__EXERCISE BRIEF__
Could you repeat exactly the lines below, from the line containing "Enumerate this screenshot's" through the last one, both included, while leaving out any pictures?

****

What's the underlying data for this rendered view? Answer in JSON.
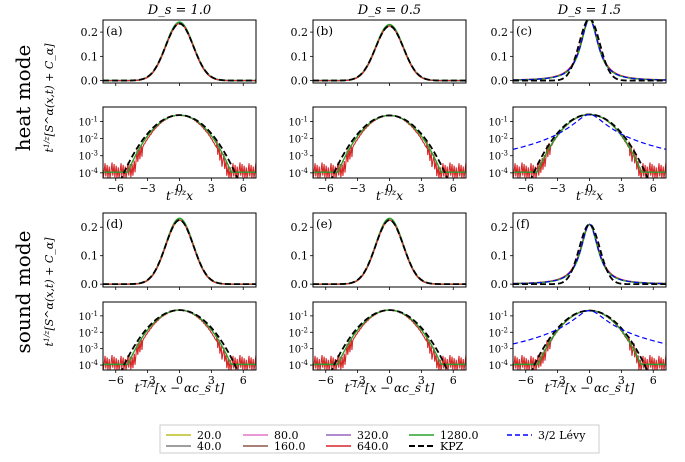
{
  "chart_data": {
    "type": "line",
    "column_titles": [
      "D_s = 1.0",
      "D_s = 0.5",
      "D_s = 1.5"
    ],
    "row_labels": [
      "heat mode",
      "sound mode"
    ],
    "ylabel_left": "t^{1/z}[S^α(x,t) + C_α]",
    "xlabel_heat": "t^{-1/z}x",
    "xlabel_sound": "t^{-1/z}[x − αc_s t]",
    "x_ticks": [
      -6,
      -3,
      0,
      3,
      6
    ],
    "xlim": [
      -7.2,
      7.2
    ],
    "linear_ylim": [
      -0.01,
      0.25
    ],
    "linear_yticks": [
      0.0,
      0.1,
      0.2
    ],
    "linear_ytick_labels": [
      "0.0",
      "0.1",
      "0.2"
    ],
    "log_ylim": [
      5e-05,
      0.7
    ],
    "log_yticks": [
      0.0001,
      0.001,
      0.01,
      0.1
    ],
    "log_ytick_labels": [
      "10^{-4}",
      "10^{-3}",
      "10^{-2}",
      "10^{-1}"
    ],
    "panels": [
      {
        "label": "(a)",
        "mode": "heat",
        "Ds": 1.0,
        "peak": 0.235,
        "levy": false
      },
      {
        "label": "(b)",
        "mode": "heat",
        "Ds": 0.5,
        "peak": 0.225,
        "levy": false
      },
      {
        "label": "(c)",
        "mode": "heat",
        "Ds": 1.5,
        "peak": 0.255,
        "levy": true
      },
      {
        "label": "(d)",
        "mode": "sound",
        "Ds": 1.0,
        "peak": 0.225,
        "levy": false
      },
      {
        "label": "(e)",
        "mode": "sound",
        "Ds": 0.5,
        "peak": 0.225,
        "levy": false
      },
      {
        "label": "(f)",
        "mode": "sound",
        "Ds": 1.5,
        "peak": 0.21,
        "levy": true
      }
    ],
    "series": [
      {
        "name": "20.0",
        "color": "#bcbd22",
        "style": "solid"
      },
      {
        "name": "40.0",
        "color": "#7f7f7f",
        "style": "solid"
      },
      {
        "name": "80.0",
        "color": "#e377c2",
        "style": "solid"
      },
      {
        "name": "160.0",
        "color": "#8c564b",
        "style": "solid"
      },
      {
        "name": "320.0",
        "color": "#9467bd",
        "style": "solid"
      },
      {
        "name": "640.0",
        "color": "#d62728",
        "style": "solid"
      },
      {
        "name": "1280.0",
        "color": "#2ca02c",
        "style": "solid"
      },
      {
        "name": "KPZ",
        "color": "#000000",
        "style": "dashed"
      },
      {
        "name": "3/2 Lévy",
        "color": "#0000ff",
        "style": "dashed"
      }
    ]
  }
}
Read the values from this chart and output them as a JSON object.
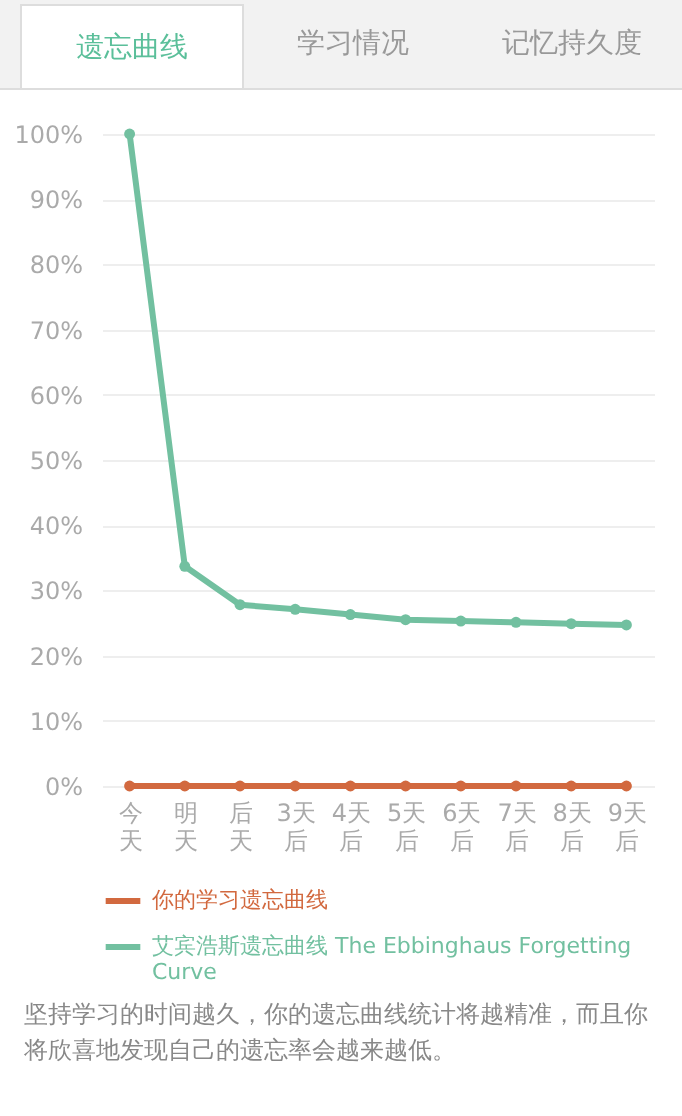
{
  "chart_data": {
    "type": "line",
    "title": "遗忘曲线",
    "annotations": [
      "学习情况",
      "记忆持久度",
      "坚持学习的时间越久，你的遗忘曲线统计将越精准，而且你将欣喜地发现自己的遗忘率会越来越低。"
    ],
    "categories": [
      "今天",
      "明天",
      "后天",
      "3天后",
      "4天后",
      "5天后",
      "6天后",
      "7天后",
      "8天后",
      "9天后"
    ],
    "series": [
      {
        "name": "你的学习遗忘曲线",
        "color": "#d2693f",
        "values": [
          0,
          0,
          0,
          0,
          0,
          0,
          0,
          0,
          0,
          0
        ]
      },
      {
        "name": "艾宾浩斯遗忘曲线 The Ebbinghaus Forgetting Curve",
        "color": "#72c0a0",
        "values": [
          100,
          33.7,
          27.8,
          27.1,
          26.3,
          25.5,
          25.3,
          25.1,
          24.9,
          24.7
        ]
      }
    ],
    "ylim": [
      0,
      100
    ],
    "yticks": [
      {
        "value": 0,
        "label": "0%"
      },
      {
        "value": 10,
        "label": "10%"
      },
      {
        "value": 20,
        "label": "20%"
      },
      {
        "value": 30,
        "label": "30%"
      },
      {
        "value": 40,
        "label": "40%"
      },
      {
        "value": 50,
        "label": "50%"
      },
      {
        "value": 60,
        "label": "60%"
      },
      {
        "value": 70,
        "label": "70%"
      },
      {
        "value": 80,
        "label": "80%"
      },
      {
        "value": 90,
        "label": "90%"
      },
      {
        "value": 100,
        "label": "100%"
      }
    ],
    "grid": "y",
    "legend": "bottom",
    "marker": "circle",
    "line_style": "solid"
  }
}
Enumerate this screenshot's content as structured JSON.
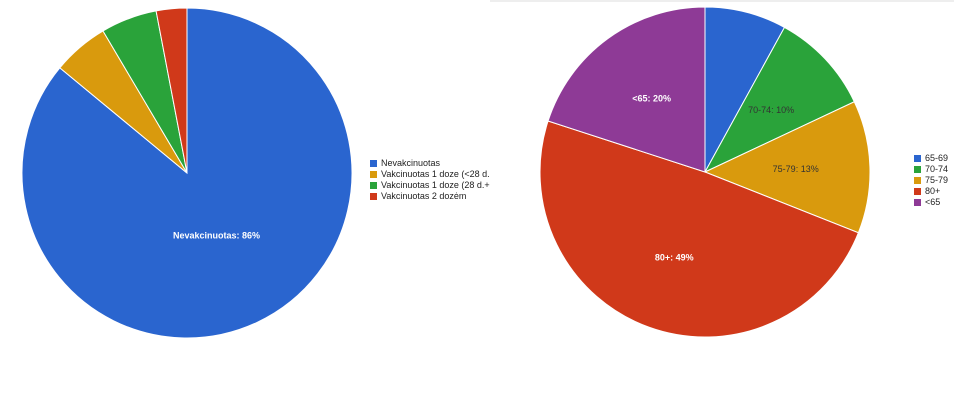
{
  "chart_data": [
    {
      "type": "pie",
      "categories": [
        "Nevakcinuotas",
        "Vakcinuotas 1 doze (<28 d.",
        "Vakcinuotas 1 doze (28 d.+",
        "Vakcinuotas 2 dozėm"
      ],
      "values": [
        86,
        5.5,
        5.5,
        3
      ],
      "colors": [
        "#2a65cf",
        "#d99a0d",
        "#2aa33a",
        "#d0391a"
      ],
      "data_labels": [
        "Nevakcinuotas: 86%",
        "",
        "",
        ""
      ],
      "label_colors": [
        "#ffffff",
        "#ffffff",
        "#ffffff",
        "#ffffff"
      ],
      "legend": "right"
    },
    {
      "type": "pie",
      "categories": [
        "65-69",
        "70-74",
        "75-79",
        "80+",
        "<65"
      ],
      "values": [
        8,
        10,
        13,
        49,
        20
      ],
      "colors": [
        "#2a65cf",
        "#2aa33a",
        "#d99a0d",
        "#d0391a",
        "#8e3a96"
      ],
      "data_labels": [
        "",
        "70-74: 10%",
        "75-79: 13%",
        "80+: 49%",
        "<65: 20%"
      ],
      "label_colors": [
        "#ffffff",
        "#333333",
        "#333333",
        "#ffffff",
        "#ffffff"
      ],
      "legend": "right"
    }
  ]
}
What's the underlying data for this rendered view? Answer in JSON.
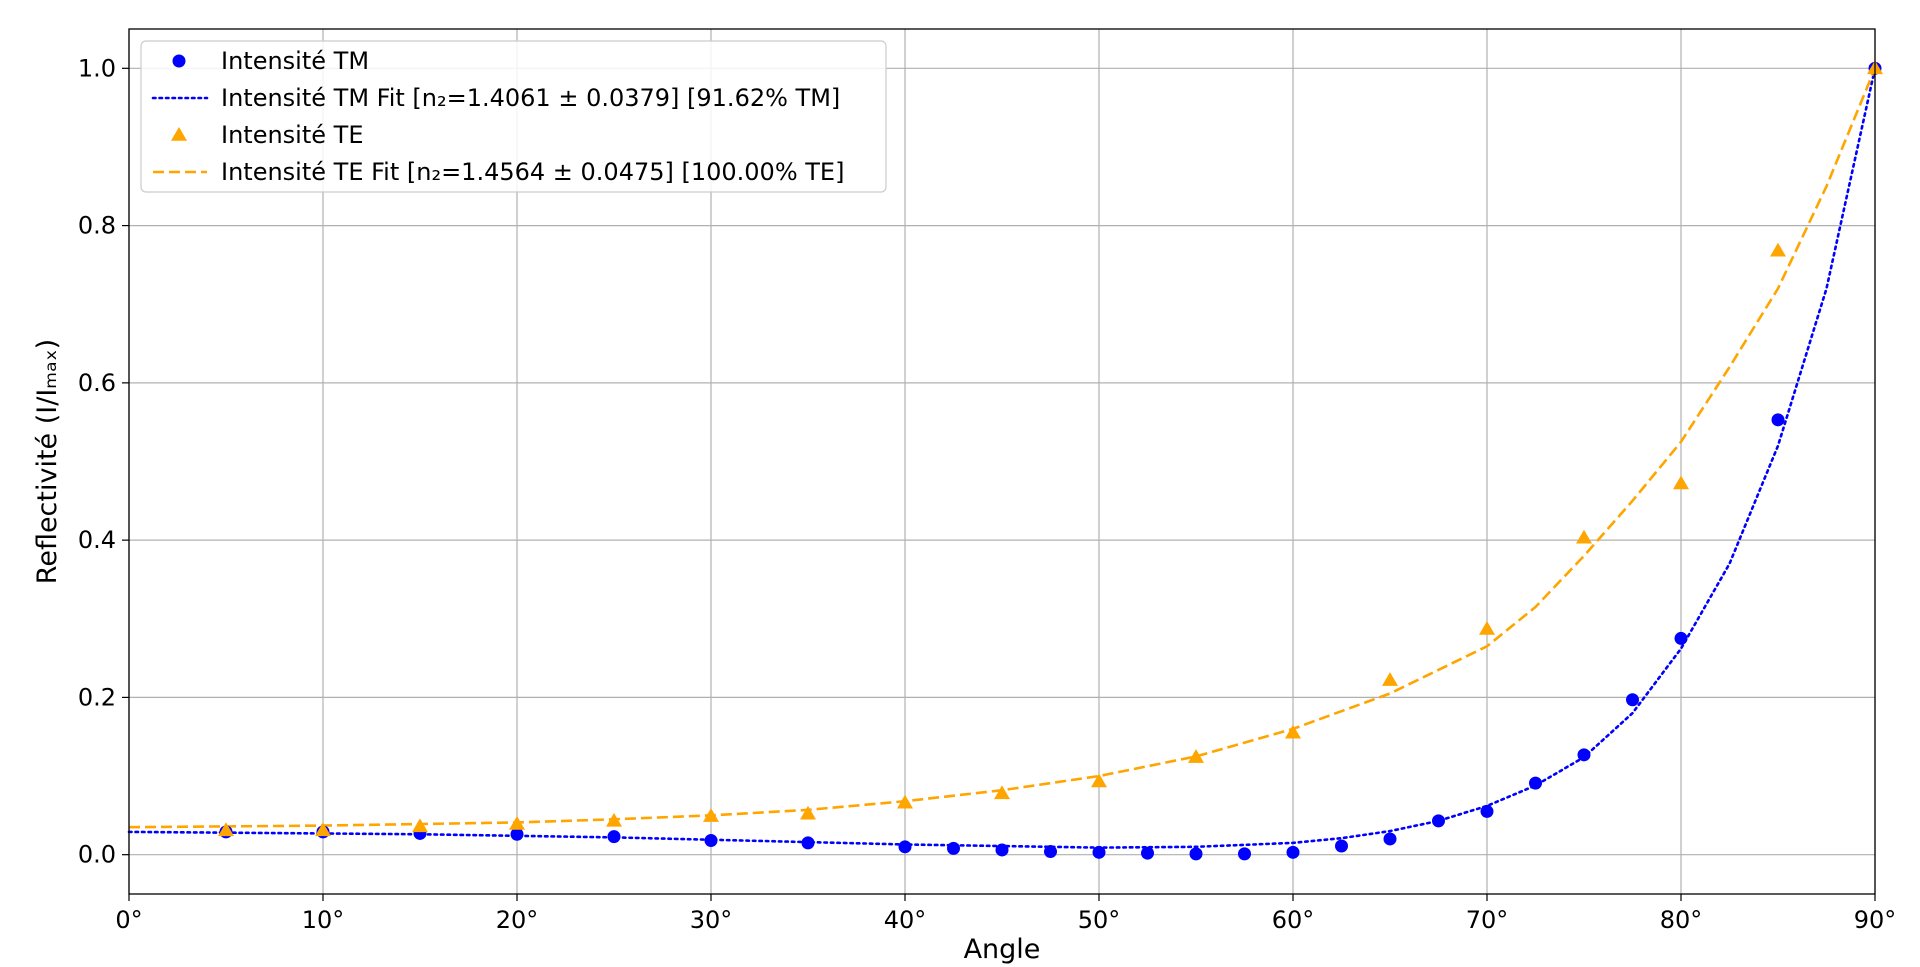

****

__WRITTEN ANSWER__
Enumerate this screenshot's content as structured JSON.
{
  "chart_data": [
    {
      "type": "pie",
      "categories": [
        "Nevakcinuotas",
        "Vakcinuotas 1 doze (<28 d.",
        "Vakcinuotas 1 doze (28 d.+",
        "Vakcinuotas 2 dozėm"
      ],
      "values": [
        86,
        5.5,
        5.5,
        3
      ],
      "colors": [
        "#2a65cf",
        "#d99a0d",
        "#2aa33a",
        "#d0391a"
      ],
      "data_labels": [
        "Nevakcinuotas: 86%",
        "",
        "",
        ""
      ],
      "label_colors": [
        "#ffffff",
        "#ffffff",
        "#ffffff",
        "#ffffff"
      ],
      "legend": "right"
    },
    {
      "type": "pie",
      "categories": [
        "65-69",
        "70-74",
        "75-79",
        "80+",
        "<65"
      ],
      "values": [
        8,
        10,
        13,
        49,
        20
      ],
      "colors": [
        "#2a65cf",
        "#2aa33a",
        "#d99a0d",
        "#d0391a",
        "#8e3a96"
      ],
      "data_labels": [
        "",
        "70-74: 10%",
        "75-79: 13%",
        "80+: 49%",
        "<65: 20%"
      ],
      "label_colors": [
        "#ffffff",
        "#333333",
        "#333333",
        "#ffffff",
        "#ffffff"
      ],
      "legend": "right"
    }
  ]
}
What's the underlying data for this rendered view? Answer in JSON.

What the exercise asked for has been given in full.